## Objective
In the listing below, count the lines with "ciência" and report only the figure.

• • • • • • •

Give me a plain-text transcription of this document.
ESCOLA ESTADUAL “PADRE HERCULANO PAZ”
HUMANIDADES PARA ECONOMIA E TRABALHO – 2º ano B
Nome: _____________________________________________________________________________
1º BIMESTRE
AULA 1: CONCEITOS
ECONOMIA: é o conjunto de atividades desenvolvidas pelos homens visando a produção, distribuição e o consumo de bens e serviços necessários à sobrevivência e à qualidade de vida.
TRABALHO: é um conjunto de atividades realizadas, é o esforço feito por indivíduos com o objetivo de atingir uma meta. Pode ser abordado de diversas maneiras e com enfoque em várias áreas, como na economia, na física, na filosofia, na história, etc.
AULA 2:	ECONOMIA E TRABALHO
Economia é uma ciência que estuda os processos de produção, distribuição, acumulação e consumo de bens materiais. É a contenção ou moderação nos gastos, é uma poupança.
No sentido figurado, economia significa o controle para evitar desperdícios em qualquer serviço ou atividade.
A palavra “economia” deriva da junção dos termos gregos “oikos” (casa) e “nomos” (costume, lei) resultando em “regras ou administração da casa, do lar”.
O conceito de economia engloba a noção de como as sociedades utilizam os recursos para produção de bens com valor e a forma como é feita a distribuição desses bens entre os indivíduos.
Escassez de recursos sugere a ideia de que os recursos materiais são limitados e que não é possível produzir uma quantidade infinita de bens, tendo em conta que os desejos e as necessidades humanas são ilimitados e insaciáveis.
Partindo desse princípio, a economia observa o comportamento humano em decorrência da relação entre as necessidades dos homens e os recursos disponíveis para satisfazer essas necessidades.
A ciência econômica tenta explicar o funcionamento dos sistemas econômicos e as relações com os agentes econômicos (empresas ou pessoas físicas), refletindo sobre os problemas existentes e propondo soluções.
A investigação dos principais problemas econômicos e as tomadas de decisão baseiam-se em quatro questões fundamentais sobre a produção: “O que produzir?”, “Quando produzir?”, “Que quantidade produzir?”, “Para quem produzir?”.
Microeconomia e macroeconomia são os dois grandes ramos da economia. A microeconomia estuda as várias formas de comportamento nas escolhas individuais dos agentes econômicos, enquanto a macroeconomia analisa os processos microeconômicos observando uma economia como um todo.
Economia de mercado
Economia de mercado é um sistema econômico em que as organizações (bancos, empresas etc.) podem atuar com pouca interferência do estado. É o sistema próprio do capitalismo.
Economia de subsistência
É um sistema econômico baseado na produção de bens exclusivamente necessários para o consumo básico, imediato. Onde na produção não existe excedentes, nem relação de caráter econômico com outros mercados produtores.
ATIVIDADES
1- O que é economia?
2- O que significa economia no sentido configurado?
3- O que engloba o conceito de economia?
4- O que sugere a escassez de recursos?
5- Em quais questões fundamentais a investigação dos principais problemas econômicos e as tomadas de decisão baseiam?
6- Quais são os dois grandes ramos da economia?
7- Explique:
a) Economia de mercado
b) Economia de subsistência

• • • • • • •

## Solved problem
2